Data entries
★ ★ ★ ★ ★ ★ ★

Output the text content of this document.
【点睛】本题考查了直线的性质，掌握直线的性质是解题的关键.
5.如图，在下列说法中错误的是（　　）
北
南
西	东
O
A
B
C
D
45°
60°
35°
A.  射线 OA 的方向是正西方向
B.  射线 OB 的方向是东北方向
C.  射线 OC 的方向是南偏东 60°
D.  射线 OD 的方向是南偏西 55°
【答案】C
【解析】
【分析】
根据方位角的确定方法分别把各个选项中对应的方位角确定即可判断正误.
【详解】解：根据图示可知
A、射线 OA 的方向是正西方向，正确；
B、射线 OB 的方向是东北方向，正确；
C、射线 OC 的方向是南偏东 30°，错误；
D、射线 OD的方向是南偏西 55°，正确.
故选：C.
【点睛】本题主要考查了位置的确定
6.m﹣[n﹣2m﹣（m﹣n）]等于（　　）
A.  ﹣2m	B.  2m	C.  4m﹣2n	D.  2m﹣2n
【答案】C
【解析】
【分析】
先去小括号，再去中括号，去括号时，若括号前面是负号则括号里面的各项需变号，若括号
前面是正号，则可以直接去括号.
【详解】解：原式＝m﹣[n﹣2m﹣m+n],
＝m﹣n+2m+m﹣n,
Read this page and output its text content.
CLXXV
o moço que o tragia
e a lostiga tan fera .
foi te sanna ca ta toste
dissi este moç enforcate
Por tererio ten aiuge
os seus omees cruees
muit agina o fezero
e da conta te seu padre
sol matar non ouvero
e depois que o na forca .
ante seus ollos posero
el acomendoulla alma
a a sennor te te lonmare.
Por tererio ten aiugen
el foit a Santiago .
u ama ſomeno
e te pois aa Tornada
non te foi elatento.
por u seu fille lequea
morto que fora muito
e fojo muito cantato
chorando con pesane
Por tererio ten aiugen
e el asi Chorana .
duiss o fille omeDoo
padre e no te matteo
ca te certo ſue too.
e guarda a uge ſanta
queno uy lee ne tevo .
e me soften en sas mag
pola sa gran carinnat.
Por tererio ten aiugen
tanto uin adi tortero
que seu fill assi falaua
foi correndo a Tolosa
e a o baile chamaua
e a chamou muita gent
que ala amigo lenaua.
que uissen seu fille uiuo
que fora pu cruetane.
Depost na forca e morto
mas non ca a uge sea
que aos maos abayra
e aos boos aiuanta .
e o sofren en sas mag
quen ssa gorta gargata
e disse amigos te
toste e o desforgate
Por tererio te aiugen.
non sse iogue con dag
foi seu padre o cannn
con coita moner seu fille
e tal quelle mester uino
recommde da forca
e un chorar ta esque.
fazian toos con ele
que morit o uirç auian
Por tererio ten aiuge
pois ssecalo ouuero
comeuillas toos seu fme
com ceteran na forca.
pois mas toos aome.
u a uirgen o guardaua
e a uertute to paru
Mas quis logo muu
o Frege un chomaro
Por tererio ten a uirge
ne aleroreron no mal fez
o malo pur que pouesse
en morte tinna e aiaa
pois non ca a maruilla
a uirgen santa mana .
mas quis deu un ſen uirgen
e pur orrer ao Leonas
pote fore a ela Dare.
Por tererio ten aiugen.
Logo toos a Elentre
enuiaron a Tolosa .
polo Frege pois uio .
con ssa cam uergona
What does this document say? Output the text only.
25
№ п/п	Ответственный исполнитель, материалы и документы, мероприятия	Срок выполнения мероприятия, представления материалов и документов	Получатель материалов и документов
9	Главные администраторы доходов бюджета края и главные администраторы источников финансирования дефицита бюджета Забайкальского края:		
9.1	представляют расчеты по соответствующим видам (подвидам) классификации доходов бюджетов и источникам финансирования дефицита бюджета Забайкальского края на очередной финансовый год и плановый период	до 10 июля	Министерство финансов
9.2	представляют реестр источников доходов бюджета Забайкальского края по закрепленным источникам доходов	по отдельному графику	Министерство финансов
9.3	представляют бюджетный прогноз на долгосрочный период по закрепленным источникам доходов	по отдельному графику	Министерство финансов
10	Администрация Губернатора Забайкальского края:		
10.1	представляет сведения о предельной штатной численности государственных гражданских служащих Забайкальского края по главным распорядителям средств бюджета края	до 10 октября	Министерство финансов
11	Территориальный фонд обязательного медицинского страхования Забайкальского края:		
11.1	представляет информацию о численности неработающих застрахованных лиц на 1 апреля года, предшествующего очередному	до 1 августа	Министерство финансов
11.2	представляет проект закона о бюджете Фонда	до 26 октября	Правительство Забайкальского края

★ ★ ★ ★ ★ ★ ★

### GIVEN REQUEST
Please quote the records above exactly, without skipping a line.

### TASK ANSWER
Output the text content of this document.
【点睛】本题考查了直线的性质，掌握直线的性质是解题的关键.
5.如图，在下列说法中错误的是（　　）
北
南
西	东
O
A
B
C
D
45°
60°
35°
A.  射线 OA 的方向是正西方向
B.  射线 OB 的方向是东北方向
C.  射线 OC 的方向是南偏东 60°
D.  射线 OD 的方向是南偏西 55°
【答案】C
【解析】
【分析】
根据方位角的确定方法分别把各个选项中对应的方位角确定即可判断正误.
【详解】解：根据图示可知
A、射线 OA 的方向是正西方向，正确；
B、射线 OB 的方向是东北方向，正确；
C、射线 OC 的方向是南偏东 30°，错误；
D、射线 OD的方向是南偏西 55°，正确.
故选：C.
【点睛】本题主要考查了位置的确定
6.m﹣[n﹣2m﹣（m﹣n）]等于（　　）
A.  ﹣2m	B.  2m	C.  4m﹣2n	D.  2m﹣2n
【答案】C
【解析】
【分析】
先去小括号，再去中括号，去括号时，若括号前面是负号则括号里面的各项需变号，若括号
前面是正号，则可以直接去括号.
【详解】解：原式＝m﹣[n﹣2m﹣m+n],
＝m﹣n+2m+m﹣n,
Read this page and output its text content.
CLXXV
o moço que o tragia
e a lostiga tan fera .
foi te sanna ca ta toste
dissi este moç enforcate
Por tererio ten aiuge
os seus omees cruees
muit agina o fezero
e da conta te seu padre
sol matar non ouvero
e depois que o na forca .
ante seus ollos posero
el acomendoulla alma
a a sennor te te lonmare.
Por tererio ten aiugen
el foit a Santiago .
u ama ſomeno
e te pois aa Tornada
non te foi elatento.
por u seu fille lequea
morto que fora muito
e fojo muito cantato
chorando con pesane
Por tererio ten aiugen
e el asi Chorana .
duiss o fille omeDoo
padre e no te matteo
ca te certo ſue too.
e guarda a uge ſanta
queno uy lee ne tevo .
e me soften en sas mag
pola sa gran carinnat.
Por tererio ten aiugen
tanto uin adi tortero
que seu fill assi falaua
foi correndo a Tolosa
e a o baile chamaua
e a chamou muita gent
que ala amigo lenaua.
que uissen seu fille uiuo
que fora pu cruetane.
Depost na forca e morto
mas non ca a uge sea
que aos maos abayra
e aos boos aiuanta .
e o sofren en sas mag
quen ssa gorta gargata
e disse amigos te
toste e o desforgate
Por tererio te aiugen.
non sse iogue con dag
foi seu padre o cannn
con coita moner seu fille
e tal quelle mester uino
recommde da forca
e un chorar ta esque.
fazian toos con ele
que morit o uirç auian
Por tererio ten aiuge
pois ssecalo ouuero
comeuillas toos seu fme
com ceteran na forca.
pois mas toos aome.
u a uirgen o guardaua
e a uertute to paru
Mas quis logo muu
o Frege un chomaro
Por tererio ten a uirge
ne aleroreron no mal fez
o malo pur que pouesse
en morte tinna e aiaa
pois non ca a maruilla
a uirgen santa mana .
mas quis deu un ſen uirgen
e pur orrer ao Leonas
pote fore a ela Dare.
Por tererio ten aiugen.
Logo toos a Elentre
enuiaron a Tolosa .
polo Frege pois uio .
con ssa cam uergona
What does this document say? Output the text only.
25
№ п/п	Ответственный исполнитель, материалы и документы, мероприятия	Срок выполнения мероприятия, представления материалов и документов	Получатель материалов и документов
9	Главные администраторы доходов бюджета края и главные администраторы источников финансирования дефицита бюджета Забайкальского края:		
9.1	представляют расчеты по соответствующим видам (подвидам) классификации доходов бюджетов и источникам финансирования дефицита бюджета Забайкальского края на очередной финансовый год и плановый период	до 10 июля	Министерство финансов
9.2	представляют реестр источников доходов бюджета Забайкальского края по закрепленным источникам доходов	по отдельному графику	Министерство финансов
9.3	представляют бюджетный прогноз на долгосрочный период по закрепленным источникам доходов	по отдельному графику	Министерство финансов
10	Администрация Губернатора Забайкальского края:		
10.1	представляет сведения о предельной штатной численности государственных гражданских служащих Забайкальского края по главным распорядителям средств бюджета края	до 10 октября	Министерство финансов
11	Территориальный фонд обязательного медицинского страхования Забайкальского края:		
11.1	представляет информацию о численности неработающих застрахованных лиц на 1 апреля года, предшествующего очередному	до 1 августа	Министерство финансов
11.2	представляет проект закона о бюджете Фонда	до 26 октября	Правительство Забайкальского края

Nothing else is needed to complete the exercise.